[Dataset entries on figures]

* Start *

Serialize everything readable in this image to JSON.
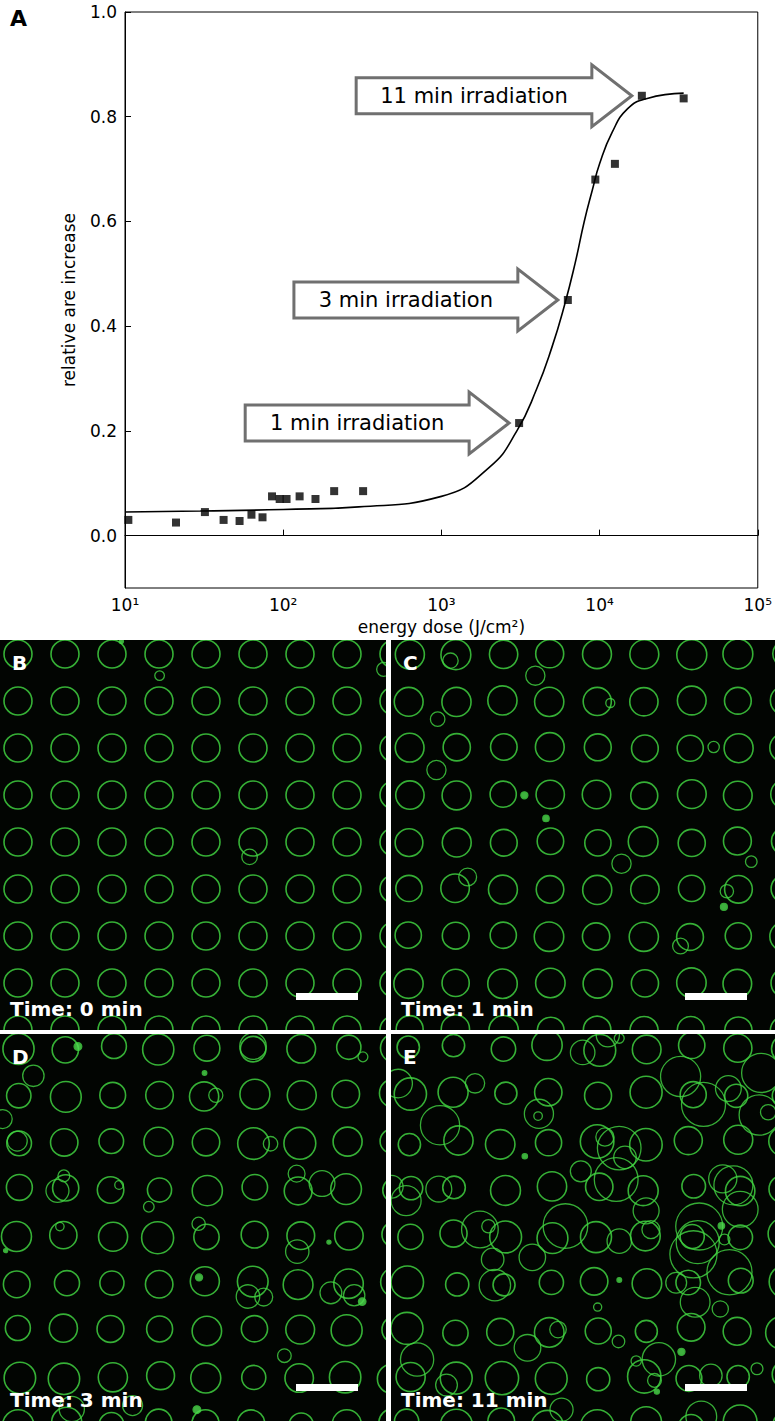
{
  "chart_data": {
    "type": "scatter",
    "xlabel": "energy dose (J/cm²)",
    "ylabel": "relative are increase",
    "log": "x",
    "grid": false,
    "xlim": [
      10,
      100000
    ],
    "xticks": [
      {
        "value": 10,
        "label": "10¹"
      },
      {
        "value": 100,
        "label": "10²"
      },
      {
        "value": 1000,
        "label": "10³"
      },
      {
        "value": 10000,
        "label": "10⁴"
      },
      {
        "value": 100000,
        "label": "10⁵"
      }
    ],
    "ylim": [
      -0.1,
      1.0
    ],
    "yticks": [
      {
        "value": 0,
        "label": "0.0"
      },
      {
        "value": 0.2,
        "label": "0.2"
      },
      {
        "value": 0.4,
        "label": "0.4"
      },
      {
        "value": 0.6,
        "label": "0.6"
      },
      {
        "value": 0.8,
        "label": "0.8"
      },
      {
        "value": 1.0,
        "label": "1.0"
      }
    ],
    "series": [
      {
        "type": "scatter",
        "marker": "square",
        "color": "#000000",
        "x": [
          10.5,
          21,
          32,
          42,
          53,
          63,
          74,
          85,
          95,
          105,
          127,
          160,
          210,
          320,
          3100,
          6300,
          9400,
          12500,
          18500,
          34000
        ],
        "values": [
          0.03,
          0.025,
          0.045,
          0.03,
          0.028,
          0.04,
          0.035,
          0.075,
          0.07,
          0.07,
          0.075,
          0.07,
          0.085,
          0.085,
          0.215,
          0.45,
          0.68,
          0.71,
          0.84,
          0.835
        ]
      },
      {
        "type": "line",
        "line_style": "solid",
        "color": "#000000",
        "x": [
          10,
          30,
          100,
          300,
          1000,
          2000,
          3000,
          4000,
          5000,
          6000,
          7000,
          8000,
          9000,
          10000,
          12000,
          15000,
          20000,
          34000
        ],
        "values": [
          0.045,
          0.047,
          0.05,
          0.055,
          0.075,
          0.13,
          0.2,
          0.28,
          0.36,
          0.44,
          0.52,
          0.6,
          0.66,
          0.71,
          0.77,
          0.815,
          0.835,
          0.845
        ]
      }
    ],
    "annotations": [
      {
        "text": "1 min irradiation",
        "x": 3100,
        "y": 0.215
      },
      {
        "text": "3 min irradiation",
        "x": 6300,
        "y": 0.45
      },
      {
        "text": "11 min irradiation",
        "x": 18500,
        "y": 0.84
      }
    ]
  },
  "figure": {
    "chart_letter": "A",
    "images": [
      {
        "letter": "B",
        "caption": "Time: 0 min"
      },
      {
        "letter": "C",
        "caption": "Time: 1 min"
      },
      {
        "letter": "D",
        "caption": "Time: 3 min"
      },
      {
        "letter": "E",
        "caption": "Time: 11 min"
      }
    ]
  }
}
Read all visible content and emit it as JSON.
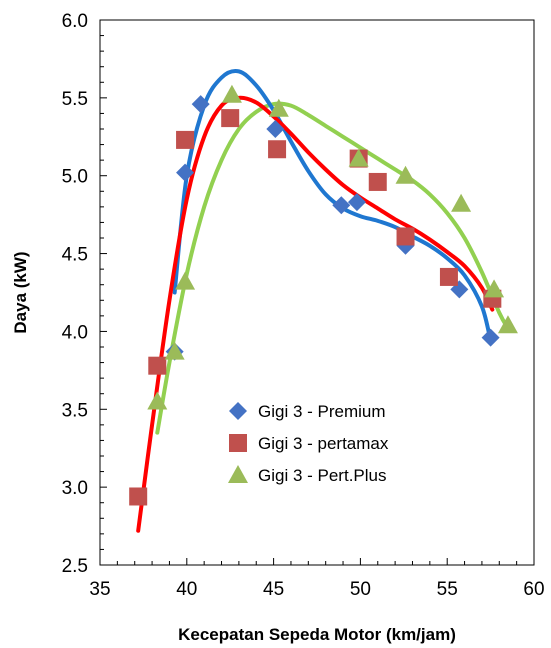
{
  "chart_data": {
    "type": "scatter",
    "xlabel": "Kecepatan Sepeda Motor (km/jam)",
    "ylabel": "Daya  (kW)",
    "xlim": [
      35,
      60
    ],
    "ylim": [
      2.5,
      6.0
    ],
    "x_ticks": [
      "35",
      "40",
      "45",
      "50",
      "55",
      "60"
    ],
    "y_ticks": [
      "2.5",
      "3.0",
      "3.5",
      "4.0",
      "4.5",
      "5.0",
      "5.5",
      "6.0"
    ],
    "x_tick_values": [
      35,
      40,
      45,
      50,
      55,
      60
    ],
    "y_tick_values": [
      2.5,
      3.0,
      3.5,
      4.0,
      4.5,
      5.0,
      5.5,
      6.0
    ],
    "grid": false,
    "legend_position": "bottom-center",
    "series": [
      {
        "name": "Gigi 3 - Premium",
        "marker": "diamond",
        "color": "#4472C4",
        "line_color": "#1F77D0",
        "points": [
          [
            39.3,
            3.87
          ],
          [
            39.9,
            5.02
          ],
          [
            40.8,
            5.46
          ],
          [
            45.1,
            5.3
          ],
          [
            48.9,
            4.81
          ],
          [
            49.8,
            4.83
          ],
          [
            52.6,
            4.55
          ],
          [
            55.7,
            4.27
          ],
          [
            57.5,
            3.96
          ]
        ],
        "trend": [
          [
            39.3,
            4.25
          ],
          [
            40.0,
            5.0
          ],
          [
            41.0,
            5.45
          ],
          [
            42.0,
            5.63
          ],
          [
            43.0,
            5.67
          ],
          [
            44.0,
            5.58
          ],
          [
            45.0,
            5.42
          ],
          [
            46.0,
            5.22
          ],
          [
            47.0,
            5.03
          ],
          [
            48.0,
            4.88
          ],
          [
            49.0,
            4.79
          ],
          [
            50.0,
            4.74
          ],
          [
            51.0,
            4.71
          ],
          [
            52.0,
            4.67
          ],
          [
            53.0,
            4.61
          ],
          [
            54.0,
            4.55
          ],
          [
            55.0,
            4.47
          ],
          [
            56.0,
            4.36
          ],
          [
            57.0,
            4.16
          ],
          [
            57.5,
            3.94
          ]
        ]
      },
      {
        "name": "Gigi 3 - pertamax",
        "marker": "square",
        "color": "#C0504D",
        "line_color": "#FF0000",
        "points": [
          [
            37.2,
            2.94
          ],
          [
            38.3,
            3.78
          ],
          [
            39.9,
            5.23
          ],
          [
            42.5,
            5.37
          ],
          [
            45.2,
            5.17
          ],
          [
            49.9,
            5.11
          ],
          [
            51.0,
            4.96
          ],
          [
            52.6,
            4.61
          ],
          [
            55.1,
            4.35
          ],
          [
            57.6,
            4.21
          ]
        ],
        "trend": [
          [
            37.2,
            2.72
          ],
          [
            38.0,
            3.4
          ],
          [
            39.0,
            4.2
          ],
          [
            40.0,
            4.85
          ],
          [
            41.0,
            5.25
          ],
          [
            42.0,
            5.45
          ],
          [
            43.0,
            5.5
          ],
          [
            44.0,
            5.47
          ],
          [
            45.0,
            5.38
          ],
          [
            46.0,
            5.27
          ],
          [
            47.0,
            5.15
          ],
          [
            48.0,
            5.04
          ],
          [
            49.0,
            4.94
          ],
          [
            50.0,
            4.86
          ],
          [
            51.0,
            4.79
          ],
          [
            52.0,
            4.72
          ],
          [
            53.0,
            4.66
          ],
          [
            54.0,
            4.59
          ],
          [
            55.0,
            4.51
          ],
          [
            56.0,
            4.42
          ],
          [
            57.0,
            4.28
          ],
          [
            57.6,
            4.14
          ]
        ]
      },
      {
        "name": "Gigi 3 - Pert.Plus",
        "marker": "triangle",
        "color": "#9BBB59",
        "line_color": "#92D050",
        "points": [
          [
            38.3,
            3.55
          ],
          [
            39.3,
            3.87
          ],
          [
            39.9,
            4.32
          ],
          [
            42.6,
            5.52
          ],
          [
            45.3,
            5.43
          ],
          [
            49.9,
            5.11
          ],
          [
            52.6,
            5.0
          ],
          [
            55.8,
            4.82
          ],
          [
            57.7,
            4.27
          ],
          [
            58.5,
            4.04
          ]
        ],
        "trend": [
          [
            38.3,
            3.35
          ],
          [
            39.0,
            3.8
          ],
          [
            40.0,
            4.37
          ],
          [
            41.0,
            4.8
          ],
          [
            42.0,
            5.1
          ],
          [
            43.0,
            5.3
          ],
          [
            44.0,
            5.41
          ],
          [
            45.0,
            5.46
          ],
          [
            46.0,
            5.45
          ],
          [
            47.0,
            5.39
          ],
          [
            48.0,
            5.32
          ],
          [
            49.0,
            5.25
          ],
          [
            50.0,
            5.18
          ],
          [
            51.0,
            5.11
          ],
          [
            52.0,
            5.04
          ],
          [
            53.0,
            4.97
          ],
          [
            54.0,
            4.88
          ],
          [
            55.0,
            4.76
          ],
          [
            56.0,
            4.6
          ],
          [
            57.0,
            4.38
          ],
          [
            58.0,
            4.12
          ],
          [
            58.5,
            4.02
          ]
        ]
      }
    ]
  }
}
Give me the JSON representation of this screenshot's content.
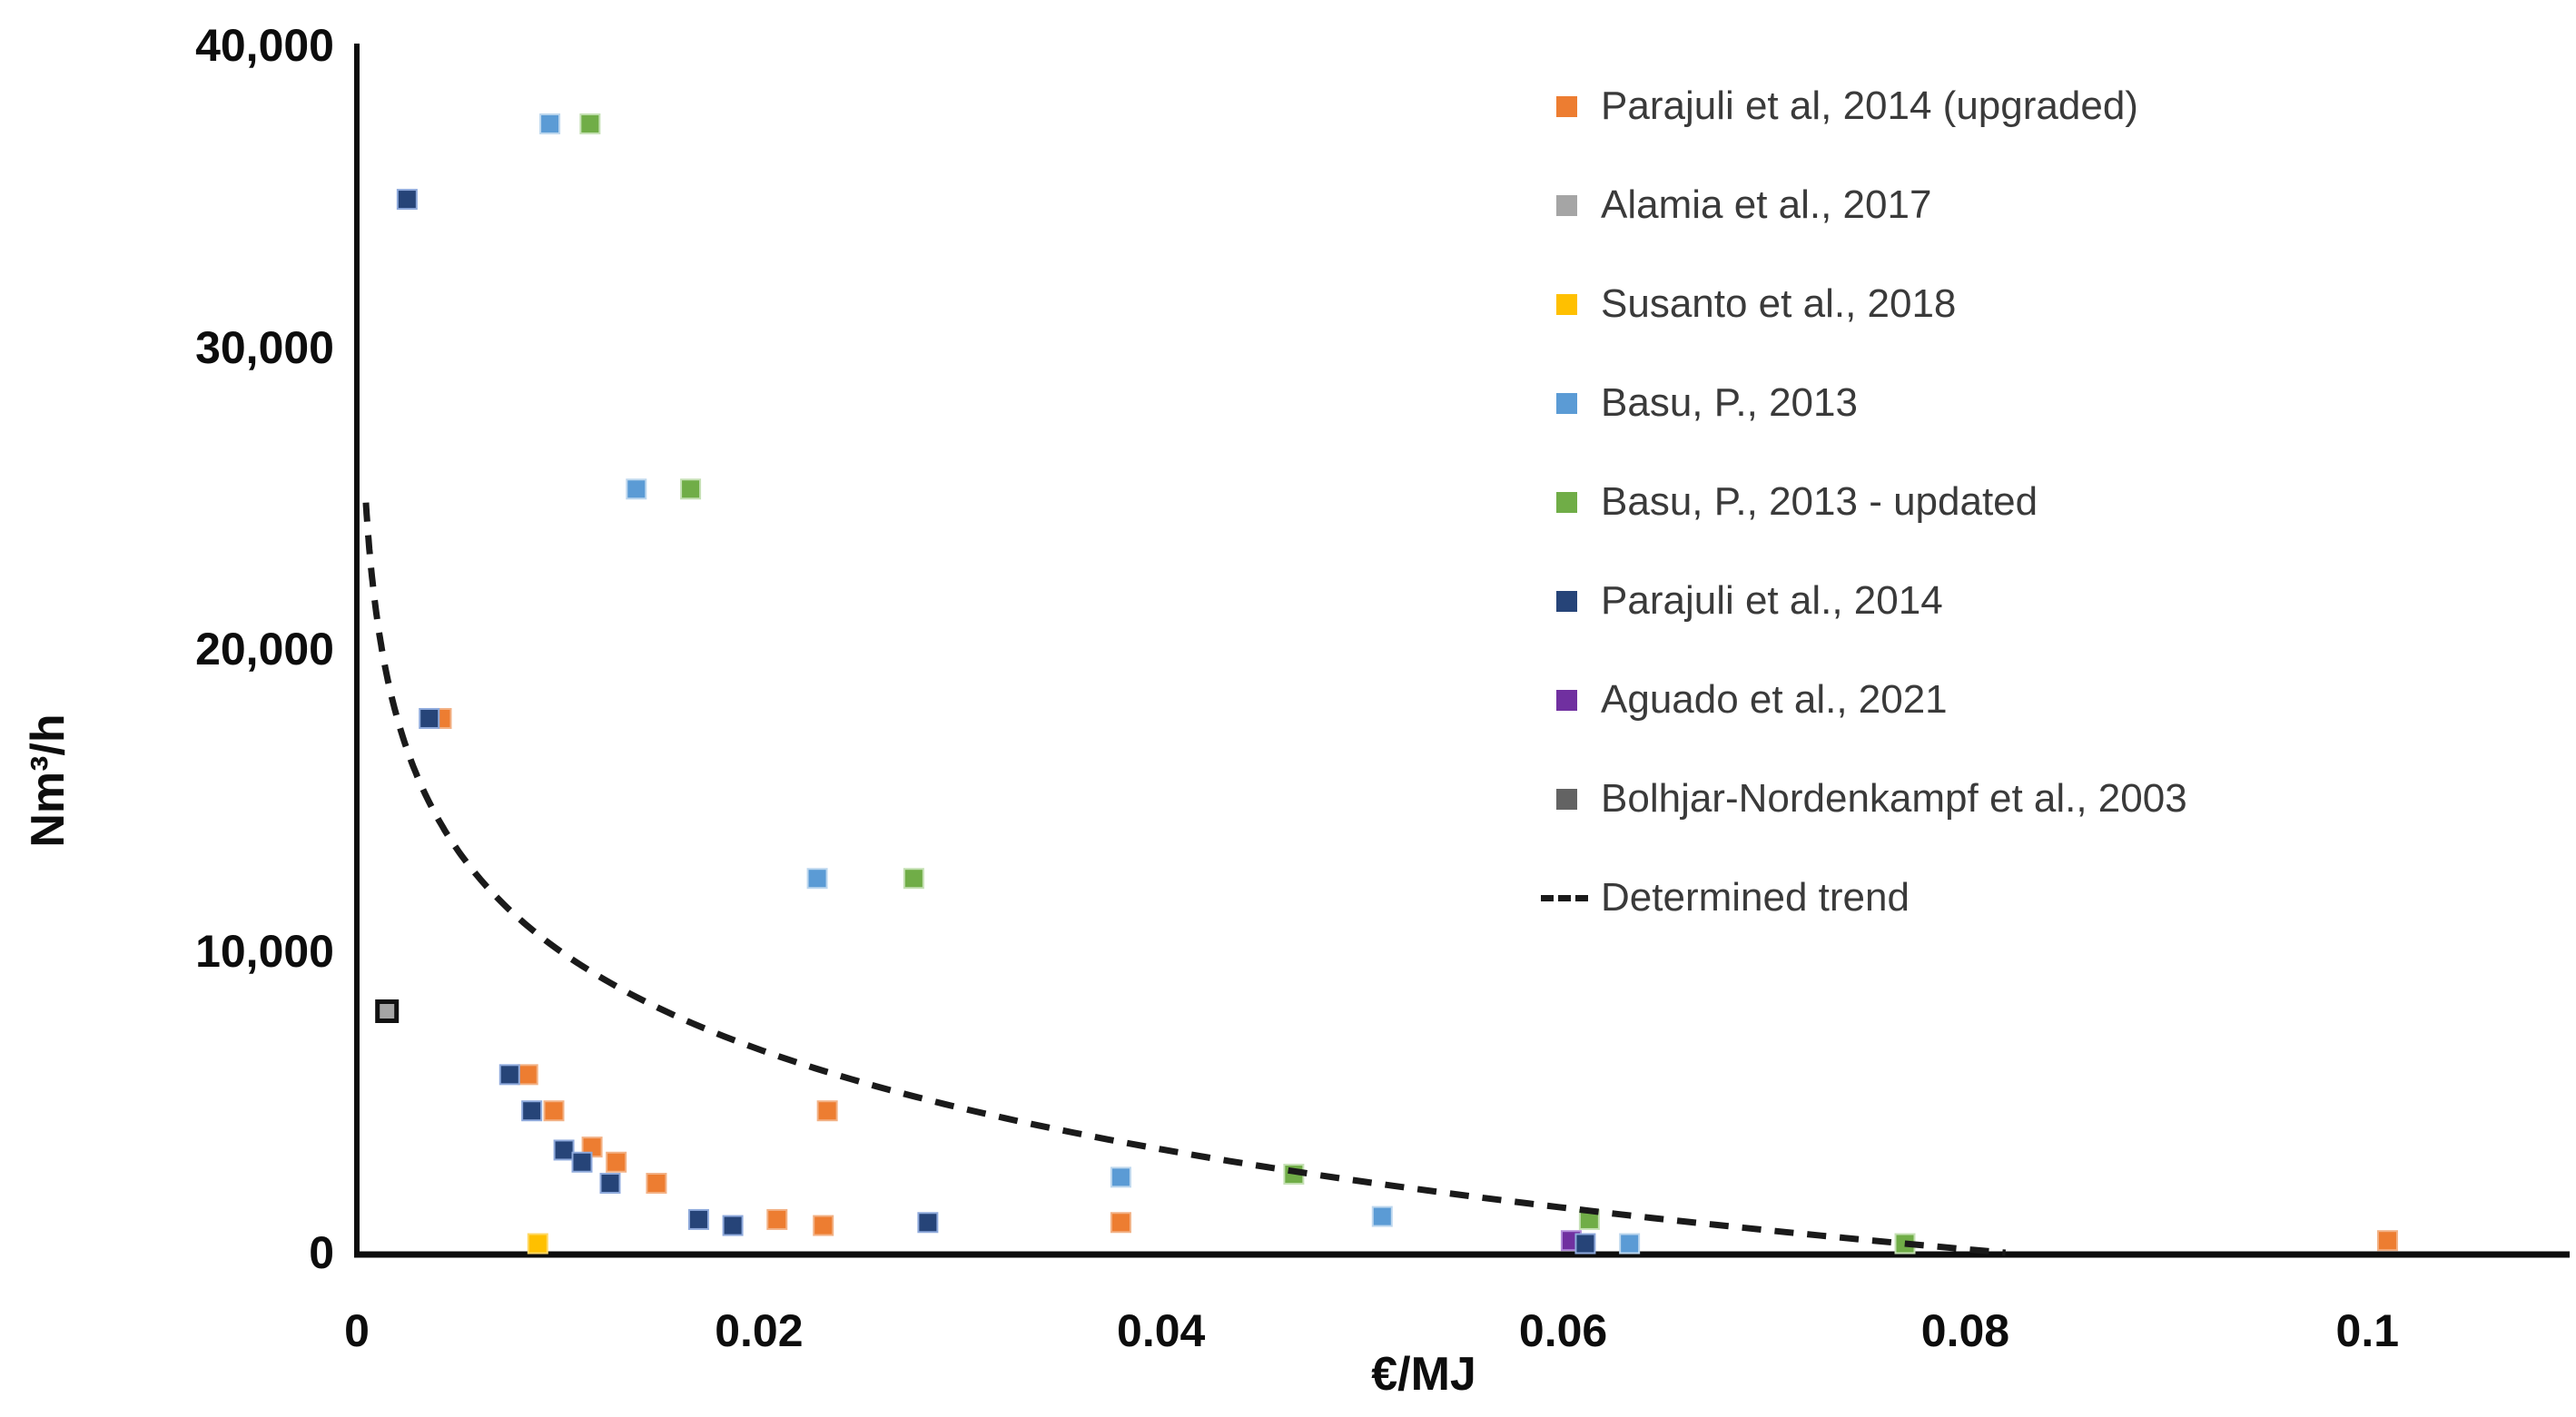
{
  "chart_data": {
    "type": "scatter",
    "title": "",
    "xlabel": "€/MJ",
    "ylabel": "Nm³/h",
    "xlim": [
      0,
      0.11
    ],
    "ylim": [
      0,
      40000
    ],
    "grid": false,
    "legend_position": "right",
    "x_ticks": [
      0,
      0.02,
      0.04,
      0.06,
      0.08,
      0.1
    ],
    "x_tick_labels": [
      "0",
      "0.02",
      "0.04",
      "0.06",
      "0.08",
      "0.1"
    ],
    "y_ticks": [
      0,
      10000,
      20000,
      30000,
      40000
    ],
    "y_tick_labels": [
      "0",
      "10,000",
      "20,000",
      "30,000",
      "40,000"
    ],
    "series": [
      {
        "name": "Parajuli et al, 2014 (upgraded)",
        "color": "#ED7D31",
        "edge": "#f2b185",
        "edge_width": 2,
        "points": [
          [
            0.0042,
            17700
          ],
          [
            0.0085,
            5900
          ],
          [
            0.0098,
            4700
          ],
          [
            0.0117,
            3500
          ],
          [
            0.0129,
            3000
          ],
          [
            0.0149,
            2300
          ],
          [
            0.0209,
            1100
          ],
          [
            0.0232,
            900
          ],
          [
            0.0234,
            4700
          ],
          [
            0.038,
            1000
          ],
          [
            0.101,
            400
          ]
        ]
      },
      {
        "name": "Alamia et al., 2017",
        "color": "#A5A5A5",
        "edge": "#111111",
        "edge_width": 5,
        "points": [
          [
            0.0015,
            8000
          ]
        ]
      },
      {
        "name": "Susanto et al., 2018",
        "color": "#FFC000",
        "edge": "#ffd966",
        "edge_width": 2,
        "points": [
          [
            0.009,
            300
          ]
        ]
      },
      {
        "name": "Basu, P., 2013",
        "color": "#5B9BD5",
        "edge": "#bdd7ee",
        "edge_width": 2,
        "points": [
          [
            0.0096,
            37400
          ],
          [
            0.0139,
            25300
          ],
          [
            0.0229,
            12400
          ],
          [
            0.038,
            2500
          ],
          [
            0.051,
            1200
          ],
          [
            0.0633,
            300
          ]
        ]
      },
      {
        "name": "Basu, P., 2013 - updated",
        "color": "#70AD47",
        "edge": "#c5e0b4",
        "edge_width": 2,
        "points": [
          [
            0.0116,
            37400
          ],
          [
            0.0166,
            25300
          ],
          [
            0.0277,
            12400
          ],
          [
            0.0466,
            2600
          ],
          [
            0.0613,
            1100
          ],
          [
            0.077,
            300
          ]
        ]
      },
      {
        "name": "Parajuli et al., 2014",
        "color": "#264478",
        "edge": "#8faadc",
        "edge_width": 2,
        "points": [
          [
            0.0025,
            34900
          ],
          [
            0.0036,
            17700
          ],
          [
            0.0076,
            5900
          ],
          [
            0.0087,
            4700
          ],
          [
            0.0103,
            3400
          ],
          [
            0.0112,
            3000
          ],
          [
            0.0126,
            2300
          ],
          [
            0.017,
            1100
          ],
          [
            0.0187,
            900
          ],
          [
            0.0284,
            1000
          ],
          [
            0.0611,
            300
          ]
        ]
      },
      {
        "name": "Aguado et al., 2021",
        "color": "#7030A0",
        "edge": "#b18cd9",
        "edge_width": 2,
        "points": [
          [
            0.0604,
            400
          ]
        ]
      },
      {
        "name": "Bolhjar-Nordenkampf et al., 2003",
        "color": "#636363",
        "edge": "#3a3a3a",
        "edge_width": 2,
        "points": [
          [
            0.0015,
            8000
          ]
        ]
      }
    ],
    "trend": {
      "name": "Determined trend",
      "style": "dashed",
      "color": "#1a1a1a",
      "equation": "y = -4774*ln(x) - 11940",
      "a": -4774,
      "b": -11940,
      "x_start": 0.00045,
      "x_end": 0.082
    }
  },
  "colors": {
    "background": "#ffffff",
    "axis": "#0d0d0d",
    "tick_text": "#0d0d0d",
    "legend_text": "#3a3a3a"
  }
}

* End *

▶ _Set task_
Each line of the material that holds the string "JSON" counts once; give the total alone.

▶ _Result of this task_
3